To be done: Your task is to transcribe all of the records exactly and leave out the pictures.

Saved entries:
# # # #

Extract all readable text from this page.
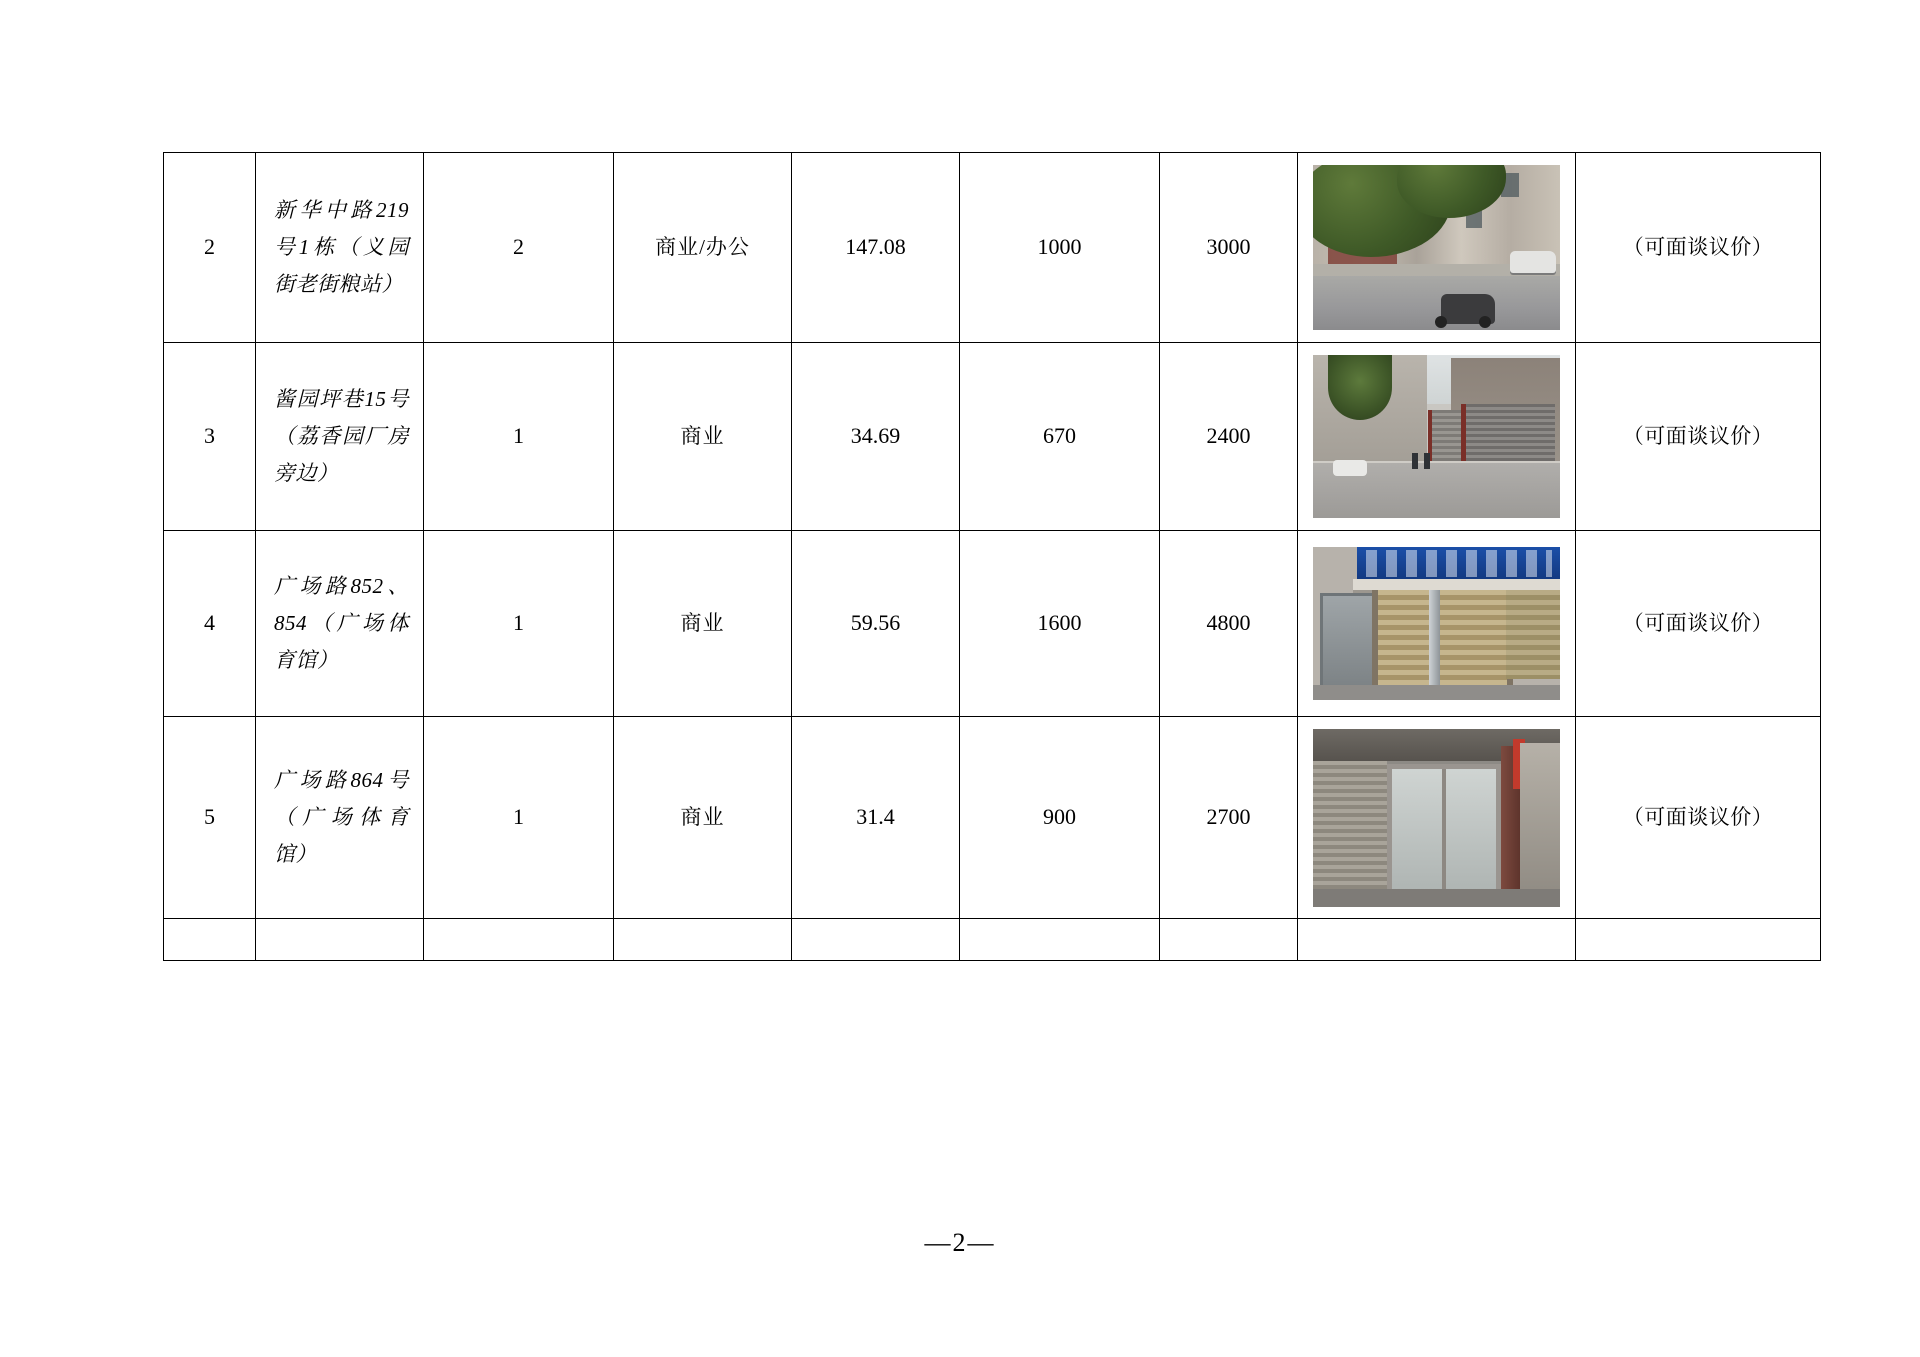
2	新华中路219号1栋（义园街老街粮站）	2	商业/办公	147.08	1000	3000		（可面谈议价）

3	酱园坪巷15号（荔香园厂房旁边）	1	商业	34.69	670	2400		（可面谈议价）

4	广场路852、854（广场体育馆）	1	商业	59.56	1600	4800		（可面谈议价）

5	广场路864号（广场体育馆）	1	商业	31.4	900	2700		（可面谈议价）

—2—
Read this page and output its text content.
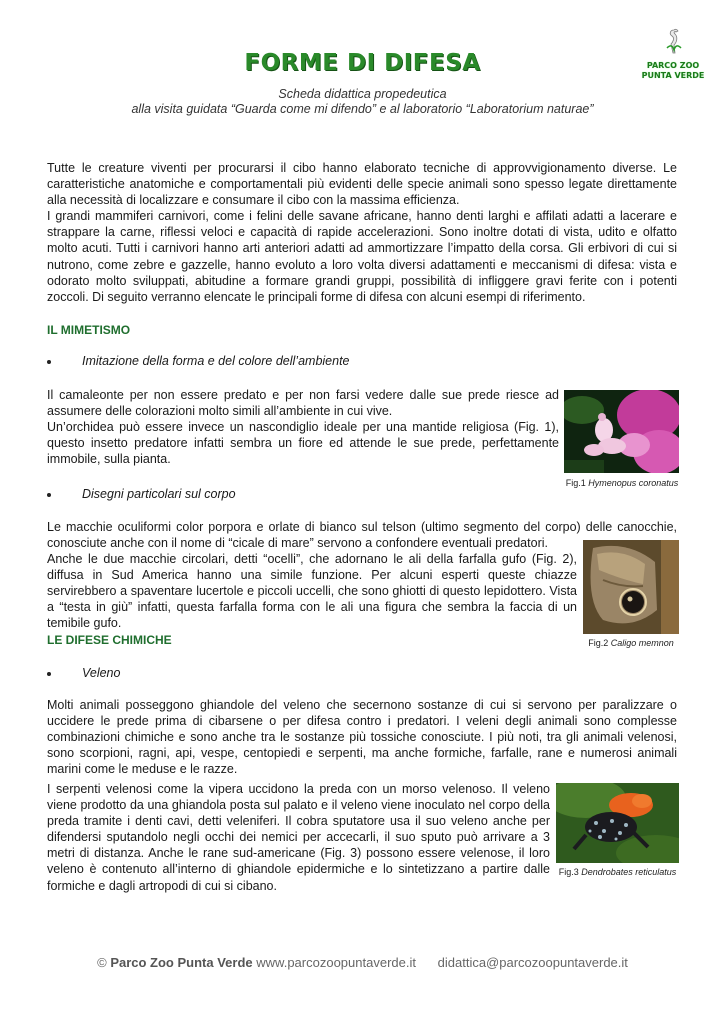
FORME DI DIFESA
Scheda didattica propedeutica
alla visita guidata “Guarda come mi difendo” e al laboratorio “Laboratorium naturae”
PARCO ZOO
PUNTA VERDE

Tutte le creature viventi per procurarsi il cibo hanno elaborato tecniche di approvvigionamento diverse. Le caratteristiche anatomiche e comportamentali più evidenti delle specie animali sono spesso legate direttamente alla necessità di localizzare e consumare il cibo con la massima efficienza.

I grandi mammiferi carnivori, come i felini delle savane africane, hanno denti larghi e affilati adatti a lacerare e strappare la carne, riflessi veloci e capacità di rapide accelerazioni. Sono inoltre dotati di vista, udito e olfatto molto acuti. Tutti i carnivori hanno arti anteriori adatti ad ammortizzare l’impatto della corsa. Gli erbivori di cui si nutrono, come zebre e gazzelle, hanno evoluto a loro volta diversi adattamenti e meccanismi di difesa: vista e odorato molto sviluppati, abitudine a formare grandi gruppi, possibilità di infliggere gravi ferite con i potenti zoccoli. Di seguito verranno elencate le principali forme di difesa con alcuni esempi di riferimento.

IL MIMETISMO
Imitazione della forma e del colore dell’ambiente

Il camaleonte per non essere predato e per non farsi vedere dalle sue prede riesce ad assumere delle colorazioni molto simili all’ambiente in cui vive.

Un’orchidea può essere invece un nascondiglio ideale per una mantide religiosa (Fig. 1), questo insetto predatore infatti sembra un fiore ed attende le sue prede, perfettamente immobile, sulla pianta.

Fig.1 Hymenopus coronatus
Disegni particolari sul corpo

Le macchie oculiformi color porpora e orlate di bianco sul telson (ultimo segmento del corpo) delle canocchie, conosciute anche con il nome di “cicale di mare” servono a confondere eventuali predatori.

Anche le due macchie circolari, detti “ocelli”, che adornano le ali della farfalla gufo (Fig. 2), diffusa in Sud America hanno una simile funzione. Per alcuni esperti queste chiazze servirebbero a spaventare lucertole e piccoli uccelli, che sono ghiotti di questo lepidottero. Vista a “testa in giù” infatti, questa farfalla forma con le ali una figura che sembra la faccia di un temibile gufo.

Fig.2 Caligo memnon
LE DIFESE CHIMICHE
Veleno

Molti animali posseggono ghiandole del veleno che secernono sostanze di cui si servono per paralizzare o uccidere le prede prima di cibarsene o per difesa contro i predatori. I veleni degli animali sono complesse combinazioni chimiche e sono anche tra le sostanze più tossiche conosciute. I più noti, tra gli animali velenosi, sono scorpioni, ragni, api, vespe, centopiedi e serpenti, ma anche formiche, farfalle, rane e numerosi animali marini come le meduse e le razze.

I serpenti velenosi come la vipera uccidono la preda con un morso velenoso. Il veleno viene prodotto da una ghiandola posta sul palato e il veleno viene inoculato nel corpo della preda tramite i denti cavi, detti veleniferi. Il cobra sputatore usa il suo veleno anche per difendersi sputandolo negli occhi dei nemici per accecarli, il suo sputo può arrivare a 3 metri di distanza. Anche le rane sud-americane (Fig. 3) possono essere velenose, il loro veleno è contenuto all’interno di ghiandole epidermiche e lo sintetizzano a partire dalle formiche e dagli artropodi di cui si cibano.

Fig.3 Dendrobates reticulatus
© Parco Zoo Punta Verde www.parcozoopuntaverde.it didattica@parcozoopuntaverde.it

# # # #

Full solution:
Extract all readable text from this page.
2	新华中路219号1栋（义园街老街粮站）	2	商业/办公	147.08	1000	3000		（可面谈议价）

3	酱园坪巷15号（荔香园厂房旁边）	1	商业	34.69	670	2400		（可面谈议价）

4	广场路852、854（广场体育馆）	1	商业	59.56	1600	4800		（可面谈议价）

5	广场路864号（广场体育馆）	1	商业	31.4	900	2700		（可面谈议价）

—2—
Read this page and output its text content.
FORME DI DIFESA
Scheda didattica propedeutica
alla visita guidata “Guarda come mi difendo” e al laboratorio “Laboratorium naturae”
PARCO ZOO
PUNTA VERDE

Tutte le creature viventi per procurarsi il cibo hanno elaborato tecniche di approvvigionamento diverse. Le caratteristiche anatomiche e comportamentali più evidenti delle specie animali sono spesso legate direttamente alla necessità di localizzare e consumare il cibo con la massima efficienza.

I grandi mammiferi carnivori, come i felini delle savane africane, hanno denti larghi e affilati adatti a lacerare e strappare la carne, riflessi veloci e capacità di rapide accelerazioni. Sono inoltre dotati di vista, udito e olfatto molto acuti. Tutti i carnivori hanno arti anteriori adatti ad ammortizzare l’impatto della corsa. Gli erbivori di cui si nutrono, come zebre e gazzelle, hanno evoluto a loro volta diversi adattamenti e meccanismi di difesa: vista e odorato molto sviluppati, abitudine a formare grandi gruppi, possibilità di infliggere gravi ferite con i potenti zoccoli. Di seguito verranno elencate le principali forme di difesa con alcuni esempi di riferimento.

IL MIMETISMO
Imitazione della forma e del colore dell’ambiente

Il camaleonte per non essere predato e per non farsi vedere dalle sue prede riesce ad assumere delle colorazioni molto simili all’ambiente in cui vive.

Un’orchidea può essere invece un nascondiglio ideale per una mantide religiosa (Fig. 1), questo insetto predatore infatti sembra un fiore ed attende le sue prede, perfettamente immobile, sulla pianta.

Fig.1 Hymenopus coronatus
Disegni particolari sul corpo

Le macchie oculiformi color porpora e orlate di bianco sul telson (ultimo segmento del corpo) delle canocchie, conosciute anche con il nome di “cicale di mare” servono a confondere eventuali predatori.

Anche le due macchie circolari, detti “ocelli”, che adornano le ali della farfalla gufo (Fig. 2), diffusa in Sud America hanno una simile funzione. Per alcuni esperti queste chiazze servirebbero a spaventare lucertole e piccoli uccelli, che sono ghiotti di questo lepidottero. Vista a “testa in giù” infatti, questa farfalla forma con le ali una figura che sembra la faccia di un temibile gufo.

Fig.2 Caligo memnon
LE DIFESE CHIMICHE
Veleno

Molti animali posseggono ghiandole del veleno che secernono sostanze di cui si servono per paralizzare o uccidere le prede prima di cibarsene o per difesa contro i predatori. I veleni degli animali sono complesse combinazioni chimiche e sono anche tra le sostanze più tossiche conosciute. I più noti, tra gli animali velenosi, sono scorpioni, ragni, api, vespe, centopiedi e serpenti, ma anche formiche, farfalle, rane e numerosi animali marini come le meduse e le razze.

I serpenti velenosi come la vipera uccidono la preda con un morso velenoso. Il veleno viene prodotto da una ghiandola posta sul palato e il veleno viene inoculato nel corpo della preda tramite i denti cavi, detti veleniferi. Il cobra sputatore usa il suo veleno anche per difendersi sputandolo negli occhi dei nemici per accecarli, il suo sputo può arrivare a 3 metri di distanza. Anche le rane sud-americane (Fig. 3) possono essere velenose, il loro veleno è contenuto all’interno di ghiandole epidermiche e lo sintetizzano a partire dalle formiche e dagli artropodi di cui si cibano.

Fig.3 Dendrobates reticulatus
© Parco Zoo Punta Verde www.parcozoopuntaverde.it didattica@parcozoopuntaverde.it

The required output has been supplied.